:: EXCERPTED RECORDS
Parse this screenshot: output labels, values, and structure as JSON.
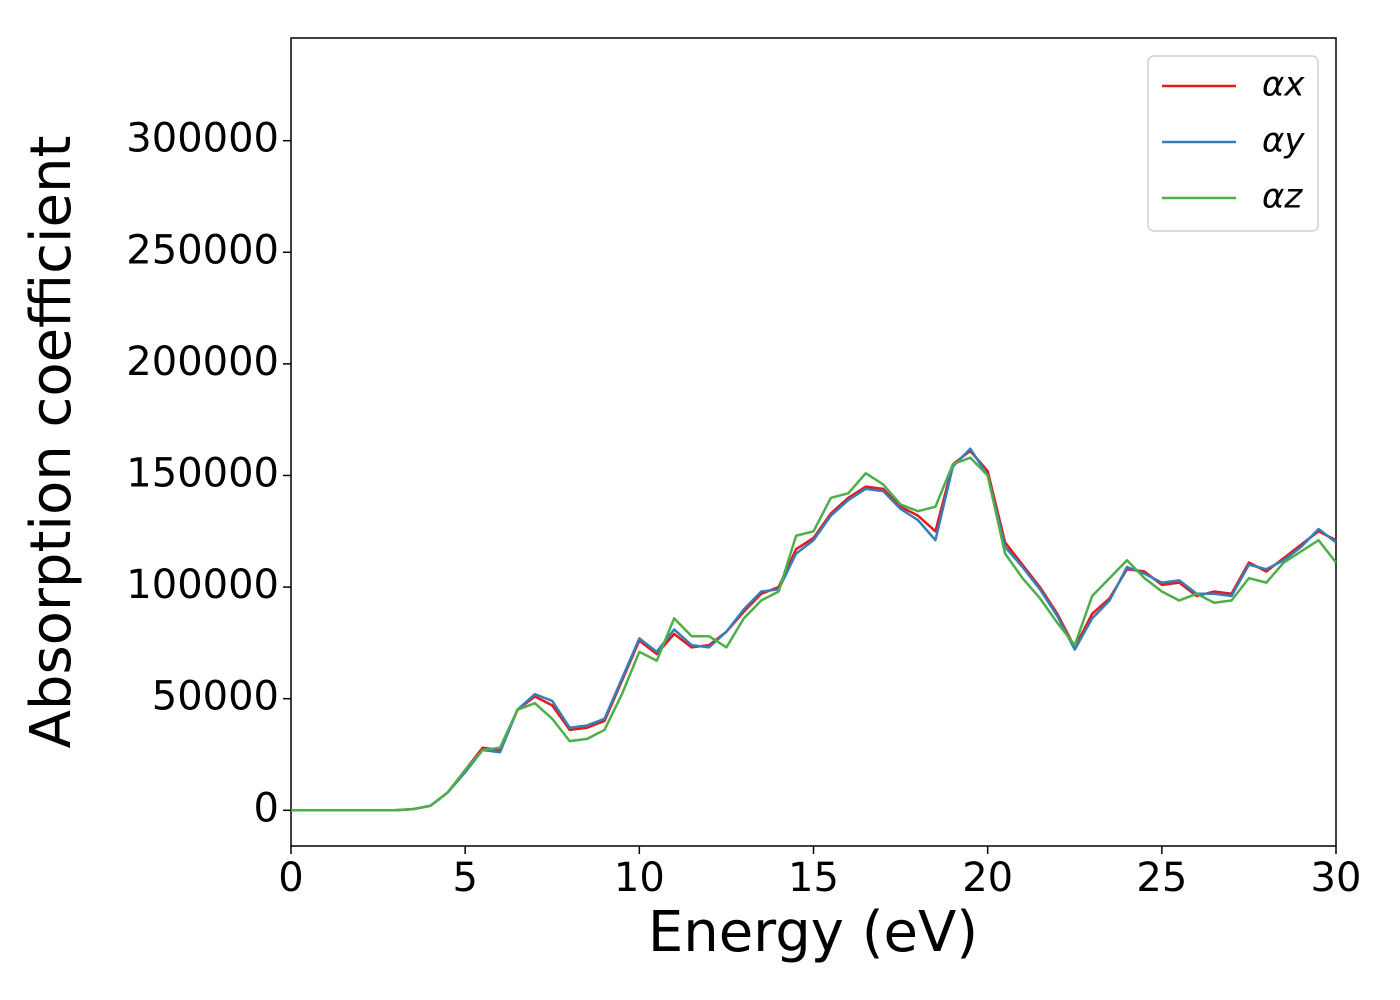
{
  "chart_data": {
    "type": "line",
    "xlabel": "Energy (eV)",
    "ylabel": "Absorption coefficient",
    "x": [
      0,
      0.5,
      1,
      1.5,
      2,
      2.5,
      3,
      3.5,
      4,
      4.5,
      5,
      5.5,
      6,
      6.5,
      7,
      7.5,
      8,
      8.5,
      9,
      9.5,
      10,
      10.5,
      11,
      11.5,
      12,
      12.5,
      13,
      13.5,
      14,
      14.5,
      15,
      15.5,
      16,
      16.5,
      17,
      17.5,
      18,
      18.5,
      19,
      19.5,
      20,
      20.5,
      21,
      21.5,
      22,
      22.5,
      23,
      23.5,
      24,
      24.5,
      25,
      25.5,
      26,
      26.5,
      27,
      27.5,
      28,
      28.5,
      29,
      29.5,
      30
    ],
    "series": [
      {
        "name": "αx",
        "color": "#e41a1c",
        "values": [
          0,
          0,
          0,
          0,
          0,
          0,
          0,
          500,
          2000,
          8000,
          18000,
          28000,
          27000,
          45000,
          51000,
          47000,
          36000,
          37000,
          40000,
          58000,
          76000,
          70000,
          79000,
          73000,
          74000,
          80000,
          89000,
          97000,
          100000,
          117000,
          122000,
          133000,
          140000,
          145000,
          144000,
          136000,
          132000,
          125000,
          155000,
          161000,
          152000,
          120000,
          110000,
          100000,
          88000,
          73000,
          88000,
          95000,
          108000,
          107000,
          101000,
          102000,
          96000,
          98000,
          97000,
          111000,
          107000,
          113000,
          119000,
          125000,
          121000
        ]
      },
      {
        "name": "αy",
        "color": "#377eb8",
        "values": [
          0,
          0,
          0,
          0,
          0,
          0,
          0,
          500,
          2000,
          8000,
          17000,
          27000,
          26000,
          45000,
          52000,
          49000,
          37000,
          38000,
          41000,
          59000,
          77000,
          71000,
          81000,
          74000,
          73000,
          80000,
          90000,
          98000,
          99000,
          115000,
          121000,
          132000,
          139000,
          144000,
          143000,
          135000,
          130000,
          121000,
          154000,
          162000,
          150000,
          118000,
          109000,
          99000,
          87000,
          72000,
          86000,
          94000,
          109000,
          106000,
          102000,
          103000,
          97000,
          97000,
          96000,
          110000,
          108000,
          112000,
          118000,
          126000,
          120000
        ]
      },
      {
        "name": "αz",
        "color": "#4daf4a",
        "values": [
          0,
          0,
          0,
          0,
          0,
          0,
          0,
          500,
          2000,
          8000,
          18000,
          27000,
          28000,
          45000,
          48000,
          41000,
          31000,
          32000,
          36000,
          52000,
          71000,
          67000,
          86000,
          78000,
          78000,
          73000,
          86000,
          94000,
          98000,
          123000,
          125000,
          140000,
          142000,
          151000,
          146000,
          137000,
          134000,
          136000,
          155000,
          158000,
          150000,
          115000,
          104000,
          95000,
          84000,
          74000,
          96000,
          104000,
          112000,
          104000,
          98000,
          94000,
          97000,
          93000,
          94000,
          104000,
          102000,
          111000,
          116000,
          121000,
          111000
        ]
      }
    ],
    "xlim": [
      0,
      30
    ],
    "xticks": [
      0,
      5,
      10,
      15,
      20,
      25,
      30
    ],
    "ylim": [
      -16000,
      346000
    ],
    "yticks": [
      0,
      50000,
      100000,
      150000,
      200000,
      250000,
      300000
    ],
    "grid": false,
    "legend": "upper right"
  }
}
::::
_REQUIREMENTS_
Lines of the material that contain the word "color" are to be gathered.

_SOLUTION_
        "color": "#e41a1c",
        "color": "#377eb8",
        "color": "#4daf4a",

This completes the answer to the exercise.